Report every line from the material that contains the word "horizontal".
**** Available data ****
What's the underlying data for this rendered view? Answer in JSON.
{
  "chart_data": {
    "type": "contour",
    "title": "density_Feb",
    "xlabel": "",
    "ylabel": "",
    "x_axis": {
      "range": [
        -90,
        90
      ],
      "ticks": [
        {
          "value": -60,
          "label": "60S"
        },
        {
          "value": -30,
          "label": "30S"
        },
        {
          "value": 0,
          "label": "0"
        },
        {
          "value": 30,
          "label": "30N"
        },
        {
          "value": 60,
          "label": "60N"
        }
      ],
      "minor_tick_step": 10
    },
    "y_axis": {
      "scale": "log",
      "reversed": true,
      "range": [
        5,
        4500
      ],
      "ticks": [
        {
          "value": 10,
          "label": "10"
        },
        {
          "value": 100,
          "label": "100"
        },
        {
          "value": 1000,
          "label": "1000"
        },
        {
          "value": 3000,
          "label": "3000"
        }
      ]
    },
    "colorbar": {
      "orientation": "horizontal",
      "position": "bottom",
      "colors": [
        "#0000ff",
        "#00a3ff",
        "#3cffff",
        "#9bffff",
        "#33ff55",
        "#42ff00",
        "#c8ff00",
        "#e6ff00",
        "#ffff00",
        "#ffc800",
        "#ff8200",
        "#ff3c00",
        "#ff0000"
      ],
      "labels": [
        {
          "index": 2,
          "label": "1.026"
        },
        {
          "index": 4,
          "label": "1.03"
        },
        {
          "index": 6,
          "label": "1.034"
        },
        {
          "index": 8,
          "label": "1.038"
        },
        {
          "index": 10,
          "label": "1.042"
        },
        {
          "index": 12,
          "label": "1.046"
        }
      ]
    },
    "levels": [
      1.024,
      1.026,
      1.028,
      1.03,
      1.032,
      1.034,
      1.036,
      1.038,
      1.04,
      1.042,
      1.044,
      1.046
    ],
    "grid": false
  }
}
****
**** Available data ****
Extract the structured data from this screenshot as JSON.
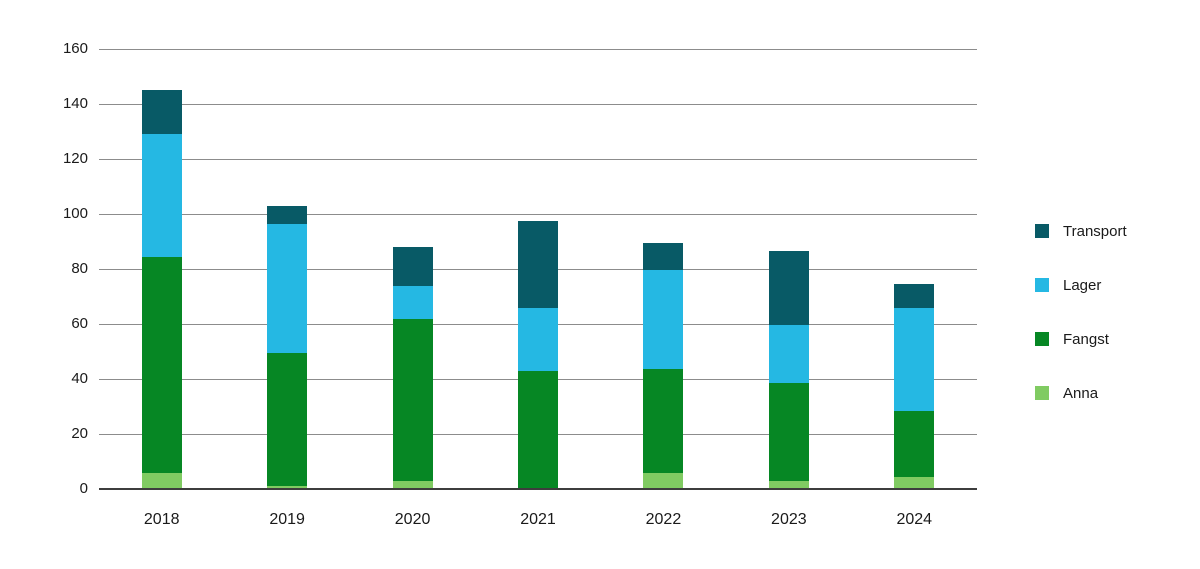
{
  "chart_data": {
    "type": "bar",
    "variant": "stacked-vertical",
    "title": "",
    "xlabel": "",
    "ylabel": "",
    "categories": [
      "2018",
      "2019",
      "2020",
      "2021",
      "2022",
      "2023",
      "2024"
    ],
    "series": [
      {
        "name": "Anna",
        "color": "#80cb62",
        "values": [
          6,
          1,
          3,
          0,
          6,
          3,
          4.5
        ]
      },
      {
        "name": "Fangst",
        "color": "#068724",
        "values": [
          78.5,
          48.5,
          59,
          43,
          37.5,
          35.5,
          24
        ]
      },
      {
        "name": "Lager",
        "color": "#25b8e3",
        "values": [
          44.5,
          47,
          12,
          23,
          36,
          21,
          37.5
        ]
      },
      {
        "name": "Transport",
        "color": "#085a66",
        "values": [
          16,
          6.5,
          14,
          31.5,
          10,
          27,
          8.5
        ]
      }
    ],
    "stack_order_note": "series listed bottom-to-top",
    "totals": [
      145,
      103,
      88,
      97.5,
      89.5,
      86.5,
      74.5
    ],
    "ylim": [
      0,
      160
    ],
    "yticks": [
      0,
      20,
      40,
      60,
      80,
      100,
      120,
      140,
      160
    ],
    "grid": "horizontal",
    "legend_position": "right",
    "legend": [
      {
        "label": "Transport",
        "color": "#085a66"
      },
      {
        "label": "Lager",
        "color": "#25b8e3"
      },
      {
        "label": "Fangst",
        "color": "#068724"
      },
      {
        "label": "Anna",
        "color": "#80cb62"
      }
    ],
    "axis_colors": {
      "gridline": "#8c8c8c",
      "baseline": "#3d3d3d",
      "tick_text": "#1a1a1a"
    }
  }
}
****
**** Available data ****
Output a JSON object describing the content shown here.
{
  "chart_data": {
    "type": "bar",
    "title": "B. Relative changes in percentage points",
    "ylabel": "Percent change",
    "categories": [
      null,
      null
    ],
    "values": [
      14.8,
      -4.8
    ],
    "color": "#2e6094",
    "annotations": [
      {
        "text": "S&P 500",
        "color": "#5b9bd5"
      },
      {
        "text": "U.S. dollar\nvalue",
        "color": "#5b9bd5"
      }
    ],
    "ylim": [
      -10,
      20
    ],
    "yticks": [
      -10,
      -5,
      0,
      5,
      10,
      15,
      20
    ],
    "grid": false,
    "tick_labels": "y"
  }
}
****
Exercise response |
      "orientation": "horizontal",
    "grid": "horizontal",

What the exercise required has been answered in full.